● **Data entries**:
---*---
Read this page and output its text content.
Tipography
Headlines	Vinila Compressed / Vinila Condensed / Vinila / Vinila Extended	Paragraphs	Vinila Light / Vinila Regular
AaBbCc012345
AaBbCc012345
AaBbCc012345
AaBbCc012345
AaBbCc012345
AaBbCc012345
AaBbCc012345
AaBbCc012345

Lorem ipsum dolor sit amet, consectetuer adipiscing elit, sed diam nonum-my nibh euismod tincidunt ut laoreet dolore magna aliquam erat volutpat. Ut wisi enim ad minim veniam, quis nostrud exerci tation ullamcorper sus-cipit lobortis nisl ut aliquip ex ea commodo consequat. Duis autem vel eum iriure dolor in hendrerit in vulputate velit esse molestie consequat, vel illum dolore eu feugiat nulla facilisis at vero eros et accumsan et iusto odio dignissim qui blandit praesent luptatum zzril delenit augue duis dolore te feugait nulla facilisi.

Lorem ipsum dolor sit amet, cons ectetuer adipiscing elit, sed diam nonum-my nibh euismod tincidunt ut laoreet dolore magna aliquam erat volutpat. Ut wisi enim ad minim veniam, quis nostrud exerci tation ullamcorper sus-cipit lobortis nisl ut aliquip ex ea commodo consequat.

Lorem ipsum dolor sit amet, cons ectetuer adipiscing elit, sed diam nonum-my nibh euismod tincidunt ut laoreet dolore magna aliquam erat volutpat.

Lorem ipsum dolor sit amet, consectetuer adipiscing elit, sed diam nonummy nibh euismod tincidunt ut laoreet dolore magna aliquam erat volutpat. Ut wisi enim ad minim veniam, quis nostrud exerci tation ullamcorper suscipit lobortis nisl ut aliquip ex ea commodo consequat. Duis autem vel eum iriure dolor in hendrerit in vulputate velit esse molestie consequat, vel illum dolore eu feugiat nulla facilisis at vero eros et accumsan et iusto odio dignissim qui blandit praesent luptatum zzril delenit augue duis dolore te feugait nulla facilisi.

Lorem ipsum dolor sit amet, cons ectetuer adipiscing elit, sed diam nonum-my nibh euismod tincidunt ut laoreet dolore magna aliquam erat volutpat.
---*---
● **Aim**: Write out the full listing, keeping every line exactly as it is.

● **The completed task**:
Read this page and output its text content.
Tipography
Headlines	Vinila Compressed / Vinila Condensed / Vinila / Vinila Extended	Paragraphs	Vinila Light / Vinila Regular
AaBbCc012345
AaBbCc012345
AaBbCc012345
AaBbCc012345
AaBbCc012345
AaBbCc012345
AaBbCc012345
AaBbCc012345

Lorem ipsum dolor sit amet, consectetuer adipiscing elit, sed diam nonum-my nibh euismod tincidunt ut laoreet dolore magna aliquam erat volutpat. Ut wisi enim ad minim veniam, quis nostrud exerci tation ullamcorper sus-cipit lobortis nisl ut aliquip ex ea commodo consequat. Duis autem vel eum iriure dolor in hendrerit in vulputate velit esse molestie consequat, vel illum dolore eu feugiat nulla facilisis at vero eros et accumsan et iusto odio dignissim qui blandit praesent luptatum zzril delenit augue duis dolore te feugait nulla facilisi.

Lorem ipsum dolor sit amet, cons ectetuer adipiscing elit, sed diam nonum-my nibh euismod tincidunt ut laoreet dolore magna aliquam erat volutpat. Ut wisi enim ad minim veniam, quis nostrud exerci tation ullamcorper sus-cipit lobortis nisl ut aliquip ex ea commodo consequat.

Lorem ipsum dolor sit amet, cons ectetuer adipiscing elit, sed diam nonum-my nibh euismod tincidunt ut laoreet dolore magna aliquam erat volutpat.

Lorem ipsum dolor sit amet, consectetuer adipiscing elit, sed diam nonummy nibh euismod tincidunt ut laoreet dolore magna aliquam erat volutpat. Ut wisi enim ad minim veniam, quis nostrud exerci tation ullamcorper suscipit lobortis nisl ut aliquip ex ea commodo consequat. Duis autem vel eum iriure dolor in hendrerit in vulputate velit esse molestie consequat, vel illum dolore eu feugiat nulla facilisis at vero eros et accumsan et iusto odio dignissim qui blandit praesent luptatum zzril delenit augue duis dolore te feugait nulla facilisi.

Lorem ipsum dolor sit amet, cons ectetuer adipiscing elit, sed diam nonum-my nibh euismod tincidunt ut laoreet dolore magna aliquam erat volutpat.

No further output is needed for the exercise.